● **WORK REQUEST**:
Please retype all of the records below word for word, leaving out any pictures.

(Records of document pages and text)

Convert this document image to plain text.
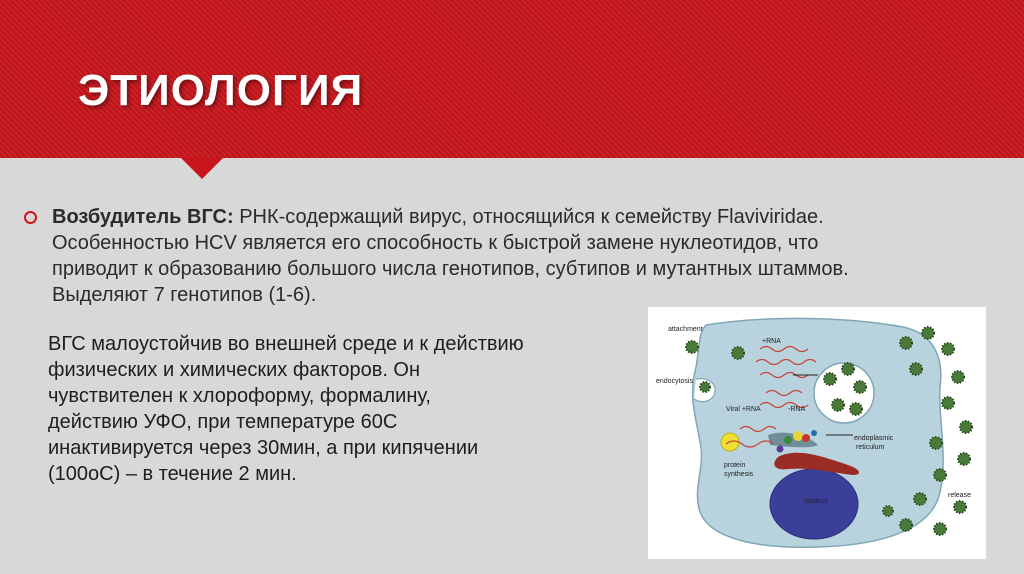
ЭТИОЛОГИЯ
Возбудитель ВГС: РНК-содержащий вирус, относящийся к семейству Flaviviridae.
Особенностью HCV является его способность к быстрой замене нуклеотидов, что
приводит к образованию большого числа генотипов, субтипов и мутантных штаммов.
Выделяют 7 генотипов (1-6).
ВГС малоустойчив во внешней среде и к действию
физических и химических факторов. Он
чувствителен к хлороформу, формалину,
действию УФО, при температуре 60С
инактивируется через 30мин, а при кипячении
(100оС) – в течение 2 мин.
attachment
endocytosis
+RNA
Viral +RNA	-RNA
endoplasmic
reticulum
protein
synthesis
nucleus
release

● **RESPONSE TO THE EXERCISE**:
Convert this document image to plain text.
ЭТИОЛОГИЯ
Возбудитель ВГС: РНК-содержащий вирус, относящийся к семейству Flaviviridae.
Особенностью HCV является его способность к быстрой замене нуклеотидов, что
приводит к образованию большого числа генотипов, субтипов и мутантных штаммов.
Выделяют 7 генотипов (1-6).
ВГС малоустойчив во внешней среде и к действию
физических и химических факторов. Он
чувствителен к хлороформу, формалину,
действию УФО, при температуре 60С
инактивируется через 30мин, а при кипячении
(100оС) – в течение 2 мин.
attachment
endocytosis
+RNA
Viral +RNA	-RNA
endoplasmic
reticulum
protein
synthesis
nucleus
release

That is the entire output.